++++ MATERIAL PROVIDED ++++

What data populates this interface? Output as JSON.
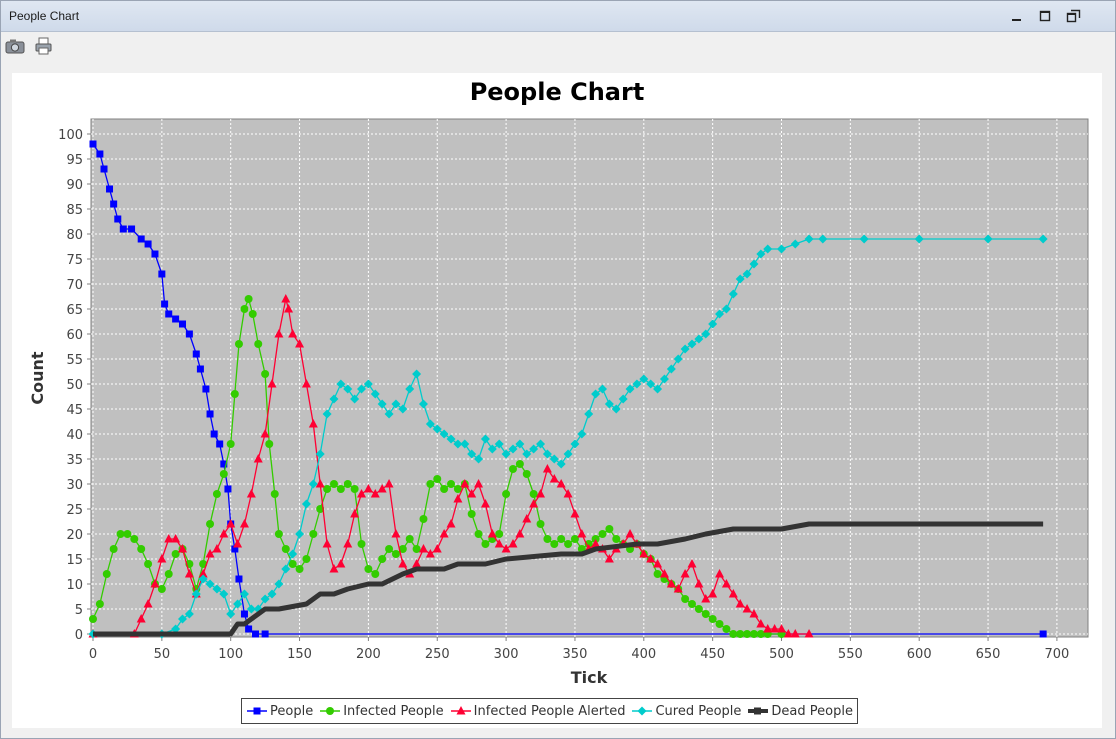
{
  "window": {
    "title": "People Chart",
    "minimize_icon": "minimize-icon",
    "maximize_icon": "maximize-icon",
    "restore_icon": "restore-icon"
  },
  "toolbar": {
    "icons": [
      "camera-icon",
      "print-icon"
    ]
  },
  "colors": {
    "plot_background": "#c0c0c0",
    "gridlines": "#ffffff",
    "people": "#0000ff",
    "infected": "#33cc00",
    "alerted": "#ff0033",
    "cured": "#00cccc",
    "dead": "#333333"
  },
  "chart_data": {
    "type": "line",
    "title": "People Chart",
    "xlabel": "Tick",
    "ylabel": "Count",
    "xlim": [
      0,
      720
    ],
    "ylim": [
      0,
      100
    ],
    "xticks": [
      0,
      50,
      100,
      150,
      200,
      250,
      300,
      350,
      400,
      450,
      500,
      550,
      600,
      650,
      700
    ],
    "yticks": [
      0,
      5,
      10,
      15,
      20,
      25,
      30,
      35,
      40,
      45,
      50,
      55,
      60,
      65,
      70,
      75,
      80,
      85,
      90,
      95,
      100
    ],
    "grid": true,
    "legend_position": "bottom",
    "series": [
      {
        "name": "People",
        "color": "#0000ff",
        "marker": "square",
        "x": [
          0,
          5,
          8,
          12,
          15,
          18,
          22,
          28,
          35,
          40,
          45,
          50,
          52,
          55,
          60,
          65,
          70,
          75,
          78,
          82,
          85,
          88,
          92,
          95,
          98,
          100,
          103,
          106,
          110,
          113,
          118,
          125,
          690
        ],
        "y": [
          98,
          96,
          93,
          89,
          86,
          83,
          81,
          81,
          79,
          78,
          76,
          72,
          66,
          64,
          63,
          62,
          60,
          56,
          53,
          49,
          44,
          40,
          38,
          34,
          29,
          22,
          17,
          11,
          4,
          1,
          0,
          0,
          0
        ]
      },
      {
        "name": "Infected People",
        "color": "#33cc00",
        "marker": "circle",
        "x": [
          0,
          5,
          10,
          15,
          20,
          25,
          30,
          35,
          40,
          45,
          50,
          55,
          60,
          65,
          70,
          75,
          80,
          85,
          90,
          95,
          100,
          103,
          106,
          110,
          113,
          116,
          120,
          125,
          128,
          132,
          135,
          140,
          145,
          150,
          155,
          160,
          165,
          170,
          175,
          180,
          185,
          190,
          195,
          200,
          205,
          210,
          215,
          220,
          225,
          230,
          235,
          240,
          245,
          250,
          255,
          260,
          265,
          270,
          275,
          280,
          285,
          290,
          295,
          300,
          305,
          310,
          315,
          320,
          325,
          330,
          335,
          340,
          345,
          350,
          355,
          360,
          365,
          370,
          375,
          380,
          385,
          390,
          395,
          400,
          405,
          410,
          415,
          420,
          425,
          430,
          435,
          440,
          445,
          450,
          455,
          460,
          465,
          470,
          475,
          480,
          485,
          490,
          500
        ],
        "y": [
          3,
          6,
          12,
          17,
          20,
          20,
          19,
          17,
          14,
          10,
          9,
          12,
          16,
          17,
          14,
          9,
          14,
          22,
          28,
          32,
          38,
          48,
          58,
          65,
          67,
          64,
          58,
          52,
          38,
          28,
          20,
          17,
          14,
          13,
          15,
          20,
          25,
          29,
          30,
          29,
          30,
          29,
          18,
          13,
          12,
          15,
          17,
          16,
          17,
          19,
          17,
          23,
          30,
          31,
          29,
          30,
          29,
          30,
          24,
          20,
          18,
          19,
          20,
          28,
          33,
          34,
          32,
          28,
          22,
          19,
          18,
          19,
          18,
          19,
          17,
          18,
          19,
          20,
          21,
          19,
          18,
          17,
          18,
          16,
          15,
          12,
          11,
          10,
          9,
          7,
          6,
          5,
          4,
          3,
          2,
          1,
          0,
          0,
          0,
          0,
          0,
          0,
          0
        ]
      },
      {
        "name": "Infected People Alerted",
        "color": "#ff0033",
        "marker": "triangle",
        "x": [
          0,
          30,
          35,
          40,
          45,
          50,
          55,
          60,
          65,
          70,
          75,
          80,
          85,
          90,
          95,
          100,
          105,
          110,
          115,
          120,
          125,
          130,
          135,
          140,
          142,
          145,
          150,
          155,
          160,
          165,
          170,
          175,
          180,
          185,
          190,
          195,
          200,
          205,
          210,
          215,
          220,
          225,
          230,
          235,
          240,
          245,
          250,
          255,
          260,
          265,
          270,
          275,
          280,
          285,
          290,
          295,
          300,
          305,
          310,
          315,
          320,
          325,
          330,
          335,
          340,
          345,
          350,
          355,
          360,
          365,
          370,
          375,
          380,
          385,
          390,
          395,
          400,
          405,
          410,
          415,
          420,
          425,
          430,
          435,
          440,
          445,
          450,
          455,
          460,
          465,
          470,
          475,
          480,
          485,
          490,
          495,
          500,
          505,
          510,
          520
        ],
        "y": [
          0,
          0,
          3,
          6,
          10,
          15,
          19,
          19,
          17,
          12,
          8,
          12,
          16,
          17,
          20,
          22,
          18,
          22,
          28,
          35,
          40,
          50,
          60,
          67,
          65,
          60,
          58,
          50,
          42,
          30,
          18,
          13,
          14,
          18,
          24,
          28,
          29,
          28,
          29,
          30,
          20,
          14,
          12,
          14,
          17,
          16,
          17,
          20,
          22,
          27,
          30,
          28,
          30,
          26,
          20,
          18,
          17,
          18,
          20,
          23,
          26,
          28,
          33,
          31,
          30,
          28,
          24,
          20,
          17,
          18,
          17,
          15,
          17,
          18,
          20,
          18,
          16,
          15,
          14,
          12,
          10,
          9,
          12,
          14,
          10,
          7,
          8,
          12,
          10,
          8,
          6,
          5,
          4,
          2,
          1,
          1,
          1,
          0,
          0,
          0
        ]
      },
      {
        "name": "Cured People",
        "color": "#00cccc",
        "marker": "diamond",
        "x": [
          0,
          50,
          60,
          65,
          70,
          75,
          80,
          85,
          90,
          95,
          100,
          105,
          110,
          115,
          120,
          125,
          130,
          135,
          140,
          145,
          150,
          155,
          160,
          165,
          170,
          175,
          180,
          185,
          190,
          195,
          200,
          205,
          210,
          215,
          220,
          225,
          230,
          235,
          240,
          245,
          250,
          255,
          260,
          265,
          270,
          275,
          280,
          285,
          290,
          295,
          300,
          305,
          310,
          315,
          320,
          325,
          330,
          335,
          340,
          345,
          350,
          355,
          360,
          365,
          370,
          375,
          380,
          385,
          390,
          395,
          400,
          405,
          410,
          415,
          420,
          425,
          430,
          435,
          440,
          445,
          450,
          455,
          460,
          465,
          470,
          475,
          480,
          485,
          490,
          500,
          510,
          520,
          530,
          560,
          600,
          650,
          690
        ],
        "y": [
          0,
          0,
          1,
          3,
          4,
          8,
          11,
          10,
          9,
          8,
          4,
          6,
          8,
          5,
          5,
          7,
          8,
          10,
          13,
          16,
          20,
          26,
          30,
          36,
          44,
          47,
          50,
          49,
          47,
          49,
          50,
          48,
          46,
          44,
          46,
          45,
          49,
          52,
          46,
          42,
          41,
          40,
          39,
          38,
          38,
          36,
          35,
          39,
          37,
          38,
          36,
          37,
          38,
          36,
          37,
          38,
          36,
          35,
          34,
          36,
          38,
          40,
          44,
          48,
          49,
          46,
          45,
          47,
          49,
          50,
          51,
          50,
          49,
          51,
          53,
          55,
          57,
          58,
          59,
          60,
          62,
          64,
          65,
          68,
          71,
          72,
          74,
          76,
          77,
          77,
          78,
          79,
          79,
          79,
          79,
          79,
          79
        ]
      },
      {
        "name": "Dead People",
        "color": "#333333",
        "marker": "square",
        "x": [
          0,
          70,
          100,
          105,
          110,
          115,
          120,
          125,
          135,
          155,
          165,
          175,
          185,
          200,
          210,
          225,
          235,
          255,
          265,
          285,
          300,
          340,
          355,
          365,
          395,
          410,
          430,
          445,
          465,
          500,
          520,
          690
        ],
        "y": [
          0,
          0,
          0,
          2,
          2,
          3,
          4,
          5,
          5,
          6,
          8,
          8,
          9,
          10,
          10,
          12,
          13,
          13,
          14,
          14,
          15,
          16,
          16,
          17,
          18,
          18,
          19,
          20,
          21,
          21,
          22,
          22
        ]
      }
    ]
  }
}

++++

-- PROBLEM TO SOLVE --
Give only the number of lines in the material above where the string "name" appears.

-- THE SOLUTION --
5